[WHAT IS REQUIRED]:
Count how many lines of the data below contain the string "button", and reply with only that number.

[LISTED RECORDS]:
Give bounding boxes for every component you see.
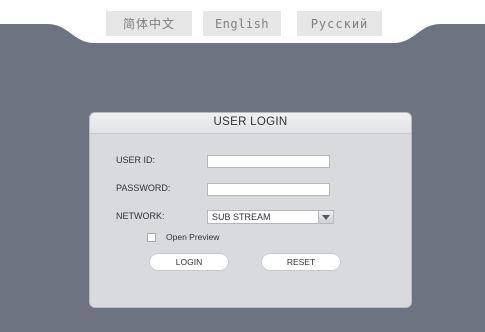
language-tab-english[interactable]: English <box>203 11 281 36</box>
login-button[interactable]: LOGIN <box>149 253 229 271</box>
open-preview-label: Open Preview <box>166 232 220 242</box>
language-tab-chinese[interactable]: 简体中文 <box>106 11 192 36</box>
reset-button[interactable]: RESET <box>261 253 341 271</box>
login-title: USER LOGIN <box>213 116 288 128</box>
network-select[interactable]: SUB STREAM <box>207 210 334 224</box>
language-tab-russian[interactable]: Русский <box>297 11 382 36</box>
network-label: NETWORK: <box>116 211 165 221</box>
password-input[interactable] <box>207 183 330 196</box>
login-panel-header: USER LOGIN <box>90 113 411 134</box>
user-id-label: USER ID: <box>116 155 156 165</box>
open-preview-checkbox[interactable] <box>147 233 156 242</box>
dropdown-arrow-icon[interactable] <box>318 211 333 223</box>
login-panel: USER LOGIN USER ID: PASSWORD: NETWORK: S… <box>90 113 411 307</box>
network-select-value: SUB STREAM <box>212 212 271 222</box>
user-id-input[interactable] <box>207 155 330 168</box>
password-label: PASSWORD: <box>116 183 171 193</box>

[RESULT BELOW]:
2